* _To do_:
Each entry has to be copied exactly, with nothing missed.

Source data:
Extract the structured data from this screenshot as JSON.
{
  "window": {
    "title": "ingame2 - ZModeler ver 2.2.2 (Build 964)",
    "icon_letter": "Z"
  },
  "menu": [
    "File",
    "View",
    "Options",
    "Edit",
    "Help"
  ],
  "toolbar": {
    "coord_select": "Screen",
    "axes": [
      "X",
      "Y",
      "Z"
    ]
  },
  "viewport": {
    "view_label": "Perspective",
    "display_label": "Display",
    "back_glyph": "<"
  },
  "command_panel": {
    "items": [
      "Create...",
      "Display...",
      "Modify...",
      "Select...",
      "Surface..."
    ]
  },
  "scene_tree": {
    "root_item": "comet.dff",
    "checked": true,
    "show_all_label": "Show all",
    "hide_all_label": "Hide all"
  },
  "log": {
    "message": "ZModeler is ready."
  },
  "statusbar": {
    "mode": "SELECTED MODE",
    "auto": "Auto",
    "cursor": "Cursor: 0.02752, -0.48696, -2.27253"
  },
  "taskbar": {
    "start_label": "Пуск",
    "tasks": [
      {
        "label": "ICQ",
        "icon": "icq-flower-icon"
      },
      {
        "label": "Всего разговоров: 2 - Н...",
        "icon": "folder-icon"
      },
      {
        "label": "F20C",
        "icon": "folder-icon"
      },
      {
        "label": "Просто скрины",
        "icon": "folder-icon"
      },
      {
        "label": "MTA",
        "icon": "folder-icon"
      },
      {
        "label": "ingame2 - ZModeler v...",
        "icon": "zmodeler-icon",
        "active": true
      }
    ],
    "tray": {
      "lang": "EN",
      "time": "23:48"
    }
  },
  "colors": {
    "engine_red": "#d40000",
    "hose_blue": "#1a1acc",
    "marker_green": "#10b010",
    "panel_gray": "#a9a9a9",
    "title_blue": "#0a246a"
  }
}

* _Solved problem_:
Extract the structured data from this screenshot as JSON.
{
  "window": {
    "title": "ingame2 - ZModeler ver 2.2.2 (Build 964)",
    "icon_letter": "Z"
  },
  "menu": [
    "File",
    "View",
    "Options",
    "Edit",
    "Help"
  ],
  "toolbar": {
    "coord_select": "Screen",
    "axes": [
      "X",
      "Y",
      "Z"
    ]
  },
  "viewport": {
    "view_label": "Perspective",
    "display_label": "Display",
    "back_glyph": "<"
  },
  "command_panel": {
    "items": [
      "Create...",
      "Display...",
      "Modify...",
      "Select...",
      "Surface..."
    ]
  },
  "scene_tree": {
    "root_item": "comet.dff",
    "checked": true,
    "show_all_label": "Show all",
    "hide_all_label": "Hide all"
  },
  "log": {
    "message": "ZModeler is ready."
  },
  "statusbar": {
    "mode": "SELECTED MODE",
    "auto": "Auto",
    "cursor": "Cursor: 0.02752, -0.48696, -2.27253"
  },
  "taskbar": {
    "start_label": "Пуск",
    "tasks": [
      {
        "label": "ICQ",
        "icon": "icq-flower-icon"
      },
      {
        "label": "Всего разговоров: 2 - Н...",
        "icon": "folder-icon"
      },
      {
        "label": "F20C",
        "icon": "folder-icon"
      },
      {
        "label": "Просто скрины",
        "icon": "folder-icon"
      },
      {
        "label": "MTA",
        "icon": "folder-icon"
      },
      {
        "label": "ingame2 - ZModeler v...",
        "icon": "zmodeler-icon",
        "active": true
      }
    ],
    "tray": {
      "lang": "EN",
      "time": "23:48"
    }
  },
  "colors": {
    "engine_red": "#d40000",
    "hose_blue": "#1a1acc",
    "marker_green": "#10b010",
    "panel_gray": "#a9a9a9",
    "title_blue": "#0a246a"
  }
}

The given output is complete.